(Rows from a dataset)

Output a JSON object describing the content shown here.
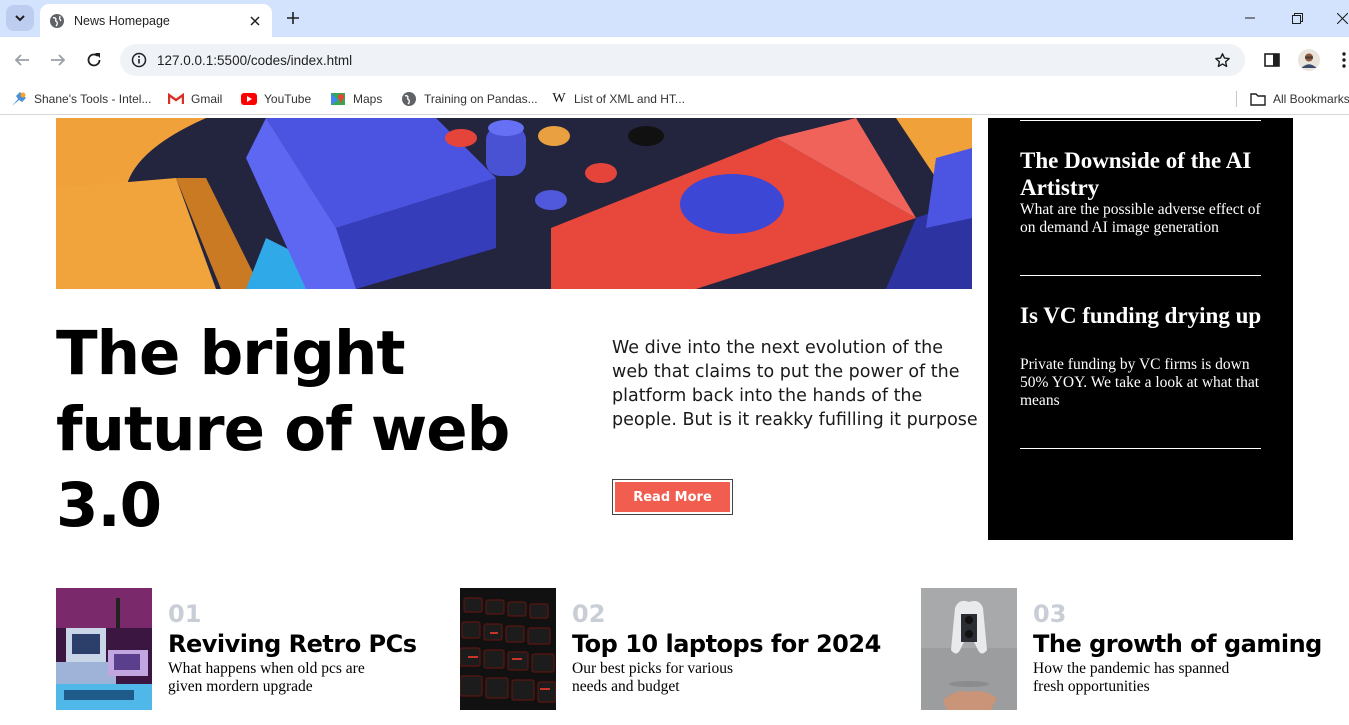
{
  "browser": {
    "tab_title": "News Homepage",
    "url": "127.0.0.1:5500/codes/index.html",
    "bookmarks": [
      {
        "label": "Shane's Tools - Intel...",
        "icon": "tools-icon"
      },
      {
        "label": "Gmail",
        "icon": "gmail-icon"
      },
      {
        "label": "YouTube",
        "icon": "youtube-icon"
      },
      {
        "label": "Maps",
        "icon": "maps-icon"
      },
      {
        "label": "Training on Pandas...",
        "icon": "globe-icon"
      },
      {
        "label": "List of XML and HT...",
        "icon": "wikipedia-icon"
      }
    ],
    "all_bookmarks_label": "All Bookmarks"
  },
  "hero": {
    "headline": "The bright future of web 3.0",
    "intro": "We dive into the next evolution of the web that claims to put the power of the platform back into the hands of the people. But is it reakky fufilling it purpose",
    "cta_label": "Read More"
  },
  "sidebar": {
    "items": [
      {
        "title": "The Downside of the AI Artistry",
        "text": "What are the possible adverse effect of on demand AI image generation"
      },
      {
        "title": "Is VC funding drying up",
        "text": "Private funding by VC firms is down 50% YOY. We take a look at what that means"
      }
    ]
  },
  "cards": [
    {
      "number": "01",
      "title": "Reviving Retro PCs",
      "text": "What happens when old pcs are given mordern upgrade"
    },
    {
      "number": "02",
      "title": "Top 10 laptops for 2024",
      "text": "Our best picks for various needs and budget"
    },
    {
      "number": "03",
      "title": "The growth of gaming",
      "text": "How the pandemic has spanned fresh opportunities"
    }
  ],
  "colors": {
    "accent": "#f15e50",
    "tabstrip": "#d3e3fd",
    "sidebar_bg": "#000000",
    "number": "#c9cdd6"
  }
}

=== REQUIRED TASK ===
For the listing above, give the number of lines in which the string "icon" occurs, and nothing else.

=== THE REPLY ===
6